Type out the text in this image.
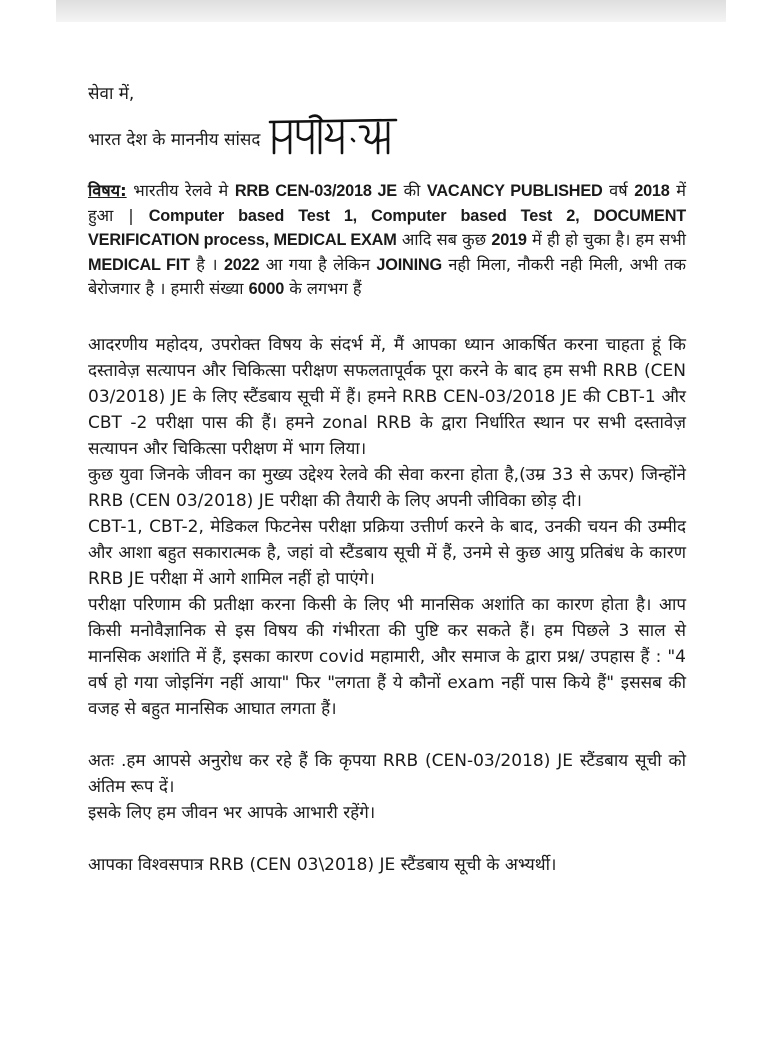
सेवा में,

भारत देश के माननीय सांसद

विषय: भारतीय रेलवे मे RRB CEN-03/2018 JE की VACANCY PUBLISHED वर्ष 2018 में हुआ | Computer based Test 1, Computer based Test 2, DOCUMENT VERIFICATION process, MEDICAL EXAM आदि सब कुछ 2019 में ही हो चुका है। हम सभी MEDICAL FIT है । 2022 आ गया है लेकिन JOINING नही मिला, नौकरी नही मिली, अभी तक बेरोजगार है । हमारी संख्या 6000 के लगभग हैं

आदरणीय महोदय, उपरोक्त विषय के संदर्भ में, मैं आपका ध्यान आकर्षित करना चाहता हूं कि दस्तावेज़ सत्यापन और चिकित्सा परीक्षण सफलतापूर्वक पूरा करने के बाद हम सभी RRB (CEN 03/2018) JE के लिए स्टैंडबाय सूची में हैं। हमने RRB CEN-03/2018 JE की CBT-1 और CBT -2 परीक्षा पास की हैं। हमने zonal RRB के द्वारा निर्धारित स्थान पर सभी दस्तावेज़ सत्यापन और चिकित्सा परीक्षण में भाग लिया।

कुछ युवा जिनके जीवन का मुख्य उद्देश्य रेलवे की सेवा करना होता है,(उम्र 33 से ऊपर) जिन्होंने RRB (CEN 03/2018) JE परीक्षा की तैयारी के लिए अपनी जीविका छोड़ दी।

CBT-1, CBT-2, मेडिकल फिटनेस परीक्षा प्रक्रिया उत्तीर्ण करने के बाद, उनकी चयन की उम्मीद और आशा बहुत सकारात्मक है, जहां वो स्टैंडबाय सूची में हैं, उनमे से कुछ आयु प्रतिबंध के कारण RRB JE परीक्षा में आगे शामिल नहीं हो पाएंगे।

परीक्षा परिणाम की प्रतीक्षा करना किसी के लिए भी मानसिक अशांति का कारण होता है। आप किसी मनोवैज्ञानिक से इस विषय की गंभीरता की पुष्टि कर सकते हैं। हम पिछले 3 साल से मानसिक अशांति में हैं, इसका कारण covid महामारी, और समाज के द्वारा प्रश्न/ उपहास हैं : "4 वर्ष हो गया जोइनिंग नहीं आया" फिर "लगता हैं ये कौनों exam नहीं पास किये हैं" इससब की वजह से बहुत मानसिक आघात लगता हैं।

अतः .हम आपसे अनुरोध कर रहे हैं कि कृपया RRB (CEN-03/2018) JE स्टैंडबाय सूची को अंतिम रूप दें।

इसके लिए हम जीवन भर आपके आभारी रहेंगे।

आपका विश्वसपात्र RRB (CEN 03\2018) JE स्टैंडबाय सूची के अभ्यर्थी।
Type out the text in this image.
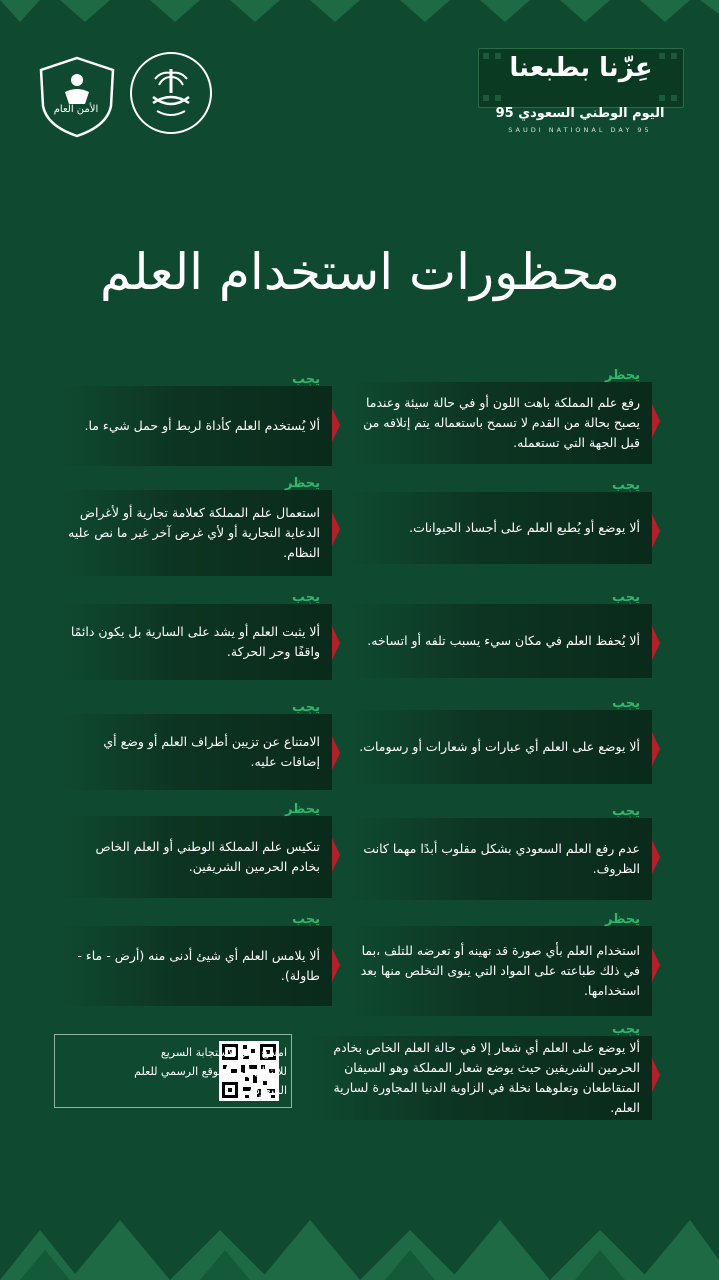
الأمن العام
عِزّنا بطبعنا
اليوم الوطني السعودي 95
SAUDI NATIONAL DAY 95
محظورات استخدام العلم
يحظر
رفع علم المملكة باهت اللون أو في حالة سيئة وعندما يصبح بحالة من القدم لا تسمح باستعماله يتم إتلافه من قبل الجهة التي تستعمله.
يجب
ألا يُستخدم العلم كأداة لربط أو حمل شيء ما.
يجب
ألا يوضع أو يُطبع العلم على أجساد الحيوانات.
يحظر
استعمال علم المملكة كعلامة تجارية أو لأغراض الدعاية التجارية أو لأي غرض آخر غير ما نص عليه النظام.
يجب
ألا يُحفظ العلم في مكان سيء يسبب تلفه أو اتساخه.
يجب
ألا يثبت العلم أو يشد على السارية بل يكون دائمًا واقفًا وحر الحركة.
يجب
ألا يوضع على العلم أي عبارات أو شعارات أو رسومات.
يجب
الامتناع عن تزيين أطراف العلم أو وضع أي إضافات عليه.
يجب
عدم رفع العلم السعودي بشكل مقلوب أبدًا مهما كانت الظروف.
يحظر
تنكيس علم المملكة الوطني أو العلم الخاص بخادم الحرمين الشريفين.
يحظر
استخدام العلم بأي صورة قد تهينه أو تعرضه للتلف ،بما في ذلك طباعته على المواد التي ينوى التخلص منها بعد استخدامها.
يجب
ألا يلامس العلم أي شيئ أدنى منه (أرض - ماء - طاولة).
يجب
ألا يوضع على العلم أي شعار إلا في حالة العلم الخاص بخادم الحرمين الشريفين حيث يوضع شعار المملكة وهو السيفان المتقاطعان وتعلوهما نخلة في الزاوية الدنيا المجاورة لسارية العلم.
امسح رمز الاستجابة السريع للانتقال إلى الموقع الرسمي للعلم السعودي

## Exercise goal:
Extract each line holding the word "حالة" from the records.

## In response:
رفع علم المملكة باهت اللون أو في حالة سيئة وعندما يصبح بحالة من القدم لا تسمح باستعماله يتم إتلافه من قبل الجهة التي تستعمله.
ألا يوضع على العلم أي شعار إلا في حالة العلم الخاص بخادم الحرمين الشريفين حيث يوضع شعار المملكة وهو السيفان المتقاطعان وتعلوهما نخلة في الزاوية الدنيا المجاورة لسارية العلم.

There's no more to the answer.